» Do this
Repeat the material exactly as it appears.
---------- Available records
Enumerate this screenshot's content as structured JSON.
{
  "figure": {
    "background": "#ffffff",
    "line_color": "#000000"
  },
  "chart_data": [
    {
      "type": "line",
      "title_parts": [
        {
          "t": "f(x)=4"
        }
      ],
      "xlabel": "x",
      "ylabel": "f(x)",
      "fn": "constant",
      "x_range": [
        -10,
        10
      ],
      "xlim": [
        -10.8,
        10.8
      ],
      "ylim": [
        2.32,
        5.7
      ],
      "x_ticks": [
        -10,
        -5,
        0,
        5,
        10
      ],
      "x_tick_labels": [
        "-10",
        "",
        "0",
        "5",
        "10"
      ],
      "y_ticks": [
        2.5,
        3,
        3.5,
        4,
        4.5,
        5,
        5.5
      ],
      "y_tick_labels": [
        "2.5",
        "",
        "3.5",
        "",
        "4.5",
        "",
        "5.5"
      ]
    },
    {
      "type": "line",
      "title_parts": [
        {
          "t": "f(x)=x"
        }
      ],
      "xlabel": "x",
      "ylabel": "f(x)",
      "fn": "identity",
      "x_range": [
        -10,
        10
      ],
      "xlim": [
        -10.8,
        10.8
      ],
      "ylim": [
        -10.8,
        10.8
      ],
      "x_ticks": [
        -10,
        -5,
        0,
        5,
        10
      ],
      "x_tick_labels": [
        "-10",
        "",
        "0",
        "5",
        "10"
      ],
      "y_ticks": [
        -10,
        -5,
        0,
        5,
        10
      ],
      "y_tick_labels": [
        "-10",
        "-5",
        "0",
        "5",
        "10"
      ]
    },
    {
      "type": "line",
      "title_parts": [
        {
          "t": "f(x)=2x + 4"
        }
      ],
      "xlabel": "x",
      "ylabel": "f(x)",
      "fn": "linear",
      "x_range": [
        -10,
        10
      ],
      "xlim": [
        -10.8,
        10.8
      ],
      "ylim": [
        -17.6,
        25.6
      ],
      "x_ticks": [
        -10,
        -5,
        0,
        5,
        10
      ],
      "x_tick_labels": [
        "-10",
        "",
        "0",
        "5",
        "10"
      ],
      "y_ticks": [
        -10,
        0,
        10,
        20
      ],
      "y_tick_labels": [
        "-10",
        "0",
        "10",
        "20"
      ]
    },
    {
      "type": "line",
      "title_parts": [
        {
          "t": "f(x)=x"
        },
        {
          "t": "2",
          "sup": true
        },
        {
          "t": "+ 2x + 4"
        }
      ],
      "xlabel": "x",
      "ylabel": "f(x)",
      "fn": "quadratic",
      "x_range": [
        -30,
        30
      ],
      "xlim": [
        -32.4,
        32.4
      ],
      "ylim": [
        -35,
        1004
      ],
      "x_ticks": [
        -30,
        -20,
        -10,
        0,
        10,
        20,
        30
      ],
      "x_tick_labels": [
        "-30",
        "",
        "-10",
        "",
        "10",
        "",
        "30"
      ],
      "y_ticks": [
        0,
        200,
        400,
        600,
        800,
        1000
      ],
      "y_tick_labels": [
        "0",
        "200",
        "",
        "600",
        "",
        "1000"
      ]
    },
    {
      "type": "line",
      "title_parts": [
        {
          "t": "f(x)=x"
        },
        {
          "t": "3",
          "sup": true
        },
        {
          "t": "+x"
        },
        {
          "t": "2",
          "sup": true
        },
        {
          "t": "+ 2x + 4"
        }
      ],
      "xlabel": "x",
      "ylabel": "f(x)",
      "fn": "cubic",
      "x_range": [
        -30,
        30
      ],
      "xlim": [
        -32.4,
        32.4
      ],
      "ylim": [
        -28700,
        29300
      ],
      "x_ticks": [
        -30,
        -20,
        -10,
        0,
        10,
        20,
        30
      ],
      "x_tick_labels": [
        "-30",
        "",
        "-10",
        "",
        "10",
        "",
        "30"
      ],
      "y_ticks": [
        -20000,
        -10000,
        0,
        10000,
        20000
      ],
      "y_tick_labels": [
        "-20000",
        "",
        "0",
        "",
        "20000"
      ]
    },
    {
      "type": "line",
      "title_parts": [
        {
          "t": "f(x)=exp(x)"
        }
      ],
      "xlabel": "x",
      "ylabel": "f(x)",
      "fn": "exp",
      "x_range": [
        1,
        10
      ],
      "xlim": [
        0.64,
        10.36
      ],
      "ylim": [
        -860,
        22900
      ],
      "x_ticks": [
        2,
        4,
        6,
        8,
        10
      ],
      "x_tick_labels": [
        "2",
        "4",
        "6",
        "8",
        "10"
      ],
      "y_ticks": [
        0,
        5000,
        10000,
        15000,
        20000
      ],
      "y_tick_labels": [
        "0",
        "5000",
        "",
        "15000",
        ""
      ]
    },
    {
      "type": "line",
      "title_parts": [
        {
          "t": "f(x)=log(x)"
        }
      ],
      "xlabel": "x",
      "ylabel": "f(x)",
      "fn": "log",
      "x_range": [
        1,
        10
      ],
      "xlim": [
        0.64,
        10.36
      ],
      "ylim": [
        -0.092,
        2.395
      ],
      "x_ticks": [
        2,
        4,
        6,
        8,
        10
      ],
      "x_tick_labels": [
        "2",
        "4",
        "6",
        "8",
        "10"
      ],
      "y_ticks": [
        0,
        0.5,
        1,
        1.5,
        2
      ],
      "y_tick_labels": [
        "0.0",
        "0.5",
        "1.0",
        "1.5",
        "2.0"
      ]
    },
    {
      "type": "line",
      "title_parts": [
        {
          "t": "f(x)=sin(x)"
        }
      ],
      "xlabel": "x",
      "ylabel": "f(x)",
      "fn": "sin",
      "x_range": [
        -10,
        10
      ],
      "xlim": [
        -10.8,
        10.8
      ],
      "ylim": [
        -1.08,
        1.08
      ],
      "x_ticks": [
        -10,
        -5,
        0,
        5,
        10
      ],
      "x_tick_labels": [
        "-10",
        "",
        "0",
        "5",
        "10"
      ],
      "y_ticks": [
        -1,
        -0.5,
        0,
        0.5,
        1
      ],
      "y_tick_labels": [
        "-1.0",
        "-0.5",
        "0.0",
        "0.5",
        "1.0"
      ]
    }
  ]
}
--------------------
» Task answer
Enumerate this screenshot's content as structured JSON.
{
  "figure": {
    "background": "#ffffff",
    "line_color": "#000000"
  },
  "chart_data": [
    {
      "type": "line",
      "title_parts": [
        {
          "t": "f(x)=4"
        }
      ],
      "xlabel": "x",
      "ylabel": "f(x)",
      "fn": "constant",
      "x_range": [
        -10,
        10
      ],
      "xlim": [
        -10.8,
        10.8
      ],
      "ylim": [
        2.32,
        5.7
      ],
      "x_ticks": [
        -10,
        -5,
        0,
        5,
        10
      ],
      "x_tick_labels": [
        "-10",
        "",
        "0",
        "5",
        "10"
      ],
      "y_ticks": [
        2.5,
        3,
        3.5,
        4,
        4.5,
        5,
        5.5
      ],
      "y_tick_labels": [
        "2.5",
        "",
        "3.5",
        "",
        "4.5",
        "",
        "5.5"
      ]
    },
    {
      "type": "line",
      "title_parts": [
        {
          "t": "f(x)=x"
        }
      ],
      "xlabel": "x",
      "ylabel": "f(x)",
      "fn": "identity",
      "x_range": [
        -10,
        10
      ],
      "xlim": [
        -10.8,
        10.8
      ],
      "ylim": [
        -10.8,
        10.8
      ],
      "x_ticks": [
        -10,
        -5,
        0,
        5,
        10
      ],
      "x_tick_labels": [
        "-10",
        "",
        "0",
        "5",
        "10"
      ],
      "y_ticks": [
        -10,
        -5,
        0,
        5,
        10
      ],
      "y_tick_labels": [
        "-10",
        "-5",
        "0",
        "5",
        "10"
      ]
    },
    {
      "type": "line",
      "title_parts": [
        {
          "t": "f(x)=2x + 4"
        }
      ],
      "xlabel": "x",
      "ylabel": "f(x)",
      "fn": "linear",
      "x_range": [
        -10,
        10
      ],
      "xlim": [
        -10.8,
        10.8
      ],
      "ylim": [
        -17.6,
        25.6
      ],
      "x_ticks": [
        -10,
        -5,
        0,
        5,
        10
      ],
      "x_tick_labels": [
        "-10",
        "",
        "0",
        "5",
        "10"
      ],
      "y_ticks": [
        -10,
        0,
        10,
        20
      ],
      "y_tick_labels": [
        "-10",
        "0",
        "10",
        "20"
      ]
    },
    {
      "type": "line",
      "title_parts": [
        {
          "t": "f(x)=x"
        },
        {
          "t": "2",
          "sup": true
        },
        {
          "t": "+ 2x + 4"
        }
      ],
      "xlabel": "x",
      "ylabel": "f(x)",
      "fn": "quadratic",
      "x_range": [
        -30,
        30
      ],
      "xlim": [
        -32.4,
        32.4
      ],
      "ylim": [
        -35,
        1004
      ],
      "x_ticks": [
        -30,
        -20,
        -10,
        0,
        10,
        20,
        30
      ],
      "x_tick_labels": [
        "-30",
        "",
        "-10",
        "",
        "10",
        "",
        "30"
      ],
      "y_ticks": [
        0,
        200,
        400,
        600,
        800,
        1000
      ],
      "y_tick_labels": [
        "0",
        "200",
        "",
        "600",
        "",
        "1000"
      ]
    },
    {
      "type": "line",
      "title_parts": [
        {
          "t": "f(x)=x"
        },
        {
          "t": "3",
          "sup": true
        },
        {
          "t": "+x"
        },
        {
          "t": "2",
          "sup": true
        },
        {
          "t": "+ 2x + 4"
        }
      ],
      "xlabel": "x",
      "ylabel": "f(x)",
      "fn": "cubic",
      "x_range": [
        -30,
        30
      ],
      "xlim": [
        -32.4,
        32.4
      ],
      "ylim": [
        -28700,
        29300
      ],
      "x_ticks": [
        -30,
        -20,
        -10,
        0,
        10,
        20,
        30
      ],
      "x_tick_labels": [
        "-30",
        "",
        "-10",
        "",
        "10",
        "",
        "30"
      ],
      "y_ticks": [
        -20000,
        -10000,
        0,
        10000,
        20000
      ],
      "y_tick_labels": [
        "-20000",
        "",
        "0",
        "",
        "20000"
      ]
    },
    {
      "type": "line",
      "title_parts": [
        {
          "t": "f(x)=exp(x)"
        }
      ],
      "xlabel": "x",
      "ylabel": "f(x)",
      "fn": "exp",
      "x_range": [
        1,
        10
      ],
      "xlim": [
        0.64,
        10.36
      ],
      "ylim": [
        -860,
        22900
      ],
      "x_ticks": [
        2,
        4,
        6,
        8,
        10
      ],
      "x_tick_labels": [
        "2",
        "4",
        "6",
        "8",
        "10"
      ],
      "y_ticks": [
        0,
        5000,
        10000,
        15000,
        20000
      ],
      "y_tick_labels": [
        "0",
        "5000",
        "",
        "15000",
        ""
      ]
    },
    {
      "type": "line",
      "title_parts": [
        {
          "t": "f(x)=log(x)"
        }
      ],
      "xlabel": "x",
      "ylabel": "f(x)",
      "fn": "log",
      "x_range": [
        1,
        10
      ],
      "xlim": [
        0.64,
        10.36
      ],
      "ylim": [
        -0.092,
        2.395
      ],
      "x_ticks": [
        2,
        4,
        6,
        8,
        10
      ],
      "x_tick_labels": [
        "2",
        "4",
        "6",
        "8",
        "10"
      ],
      "y_ticks": [
        0,
        0.5,
        1,
        1.5,
        2
      ],
      "y_tick_labels": [
        "0.0",
        "0.5",
        "1.0",
        "1.5",
        "2.0"
      ]
    },
    {
      "type": "line",
      "title_parts": [
        {
          "t": "f(x)=sin(x)"
        }
      ],
      "xlabel": "x",
      "ylabel": "f(x)",
      "fn": "sin",
      "x_range": [
        -10,
        10
      ],
      "xlim": [
        -10.8,
        10.8
      ],
      "ylim": [
        -1.08,
        1.08
      ],
      "x_ticks": [
        -10,
        -5,
        0,
        5,
        10
      ],
      "x_tick_labels": [
        "-10",
        "",
        "0",
        "5",
        "10"
      ],
      "y_ticks": [
        -1,
        -0.5,
        0,
        0.5,
        1
      ],
      "y_tick_labels": [
        "-1.0",
        "-0.5",
        "0.0",
        "0.5",
        "1.0"
      ]
    }
  ]
}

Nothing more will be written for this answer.